▶ Aim:
Without the pictures, print each of the records below exactly as it appears.

Stored data:

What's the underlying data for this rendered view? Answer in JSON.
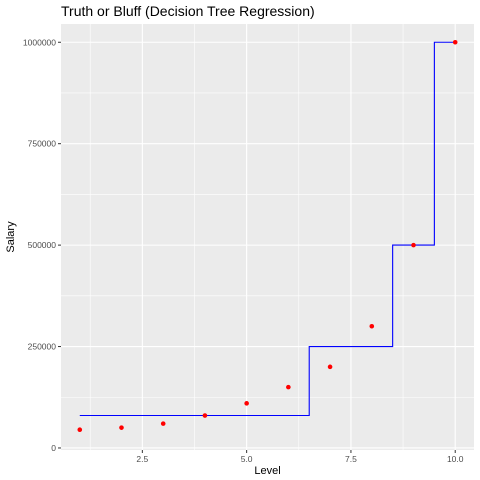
{
  "chart_data": {
    "type": "scatter",
    "title": "Truth or Bluff (Decision Tree Regression)",
    "xlabel": "Level",
    "ylabel": "Salary",
    "xlim": [
      0.55,
      10.45
    ],
    "ylim": [
      -5000,
      1045000
    ],
    "x_ticks": [
      2.5,
      5.0,
      7.5,
      10.0
    ],
    "x_tick_labels": [
      "2.5",
      "5.0",
      "7.5",
      "10.0"
    ],
    "y_ticks": [
      0,
      250000,
      500000,
      750000,
      1000000
    ],
    "y_tick_labels": [
      "0",
      "250000",
      "500000",
      "750000",
      "1000000"
    ],
    "grid": true,
    "legend": "none",
    "series": [
      {
        "kind": "points",
        "color": "#ff0000",
        "x": [
          1,
          2,
          3,
          4,
          5,
          6,
          7,
          8,
          9,
          10
        ],
        "y": [
          45000,
          50000,
          60000,
          80000,
          110000,
          150000,
          200000,
          300000,
          500000,
          1000000
        ]
      },
      {
        "kind": "step-line",
        "color": "#0000ff",
        "x": [
          1,
          6.5,
          6.5,
          8.5,
          8.5,
          9.5,
          9.5,
          10
        ],
        "y": [
          80000,
          80000,
          250000,
          250000,
          500000,
          500000,
          1000000,
          1000000
        ]
      }
    ],
    "colors": {
      "panel_bg": "#ebebeb",
      "grid": "#ffffff",
      "tick": "#333333",
      "tick_text": "#4d4d4d"
    }
  }
}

▶ Written solution:
What's the underlying data for this rendered view? Answer in JSON.
{
  "chart_data": {
    "type": "scatter",
    "title": "Truth or Bluff (Decision Tree Regression)",
    "xlabel": "Level",
    "ylabel": "Salary",
    "xlim": [
      0.55,
      10.45
    ],
    "ylim": [
      -5000,
      1045000
    ],
    "x_ticks": [
      2.5,
      5.0,
      7.5,
      10.0
    ],
    "x_tick_labels": [
      "2.5",
      "5.0",
      "7.5",
      "10.0"
    ],
    "y_ticks": [
      0,
      250000,
      500000,
      750000,
      1000000
    ],
    "y_tick_labels": [
      "0",
      "250000",
      "500000",
      "750000",
      "1000000"
    ],
    "grid": true,
    "legend": "none",
    "series": [
      {
        "kind": "points",
        "color": "#ff0000",
        "x": [
          1,
          2,
          3,
          4,
          5,
          6,
          7,
          8,
          9,
          10
        ],
        "y": [
          45000,
          50000,
          60000,
          80000,
          110000,
          150000,
          200000,
          300000,
          500000,
          1000000
        ]
      },
      {
        "kind": "step-line",
        "color": "#0000ff",
        "x": [
          1,
          6.5,
          6.5,
          8.5,
          8.5,
          9.5,
          9.5,
          10
        ],
        "y": [
          80000,
          80000,
          250000,
          250000,
          500000,
          500000,
          1000000,
          1000000
        ]
      }
    ],
    "colors": {
      "panel_bg": "#ebebeb",
      "grid": "#ffffff",
      "tick": "#333333",
      "tick_text": "#4d4d4d"
    }
  }
}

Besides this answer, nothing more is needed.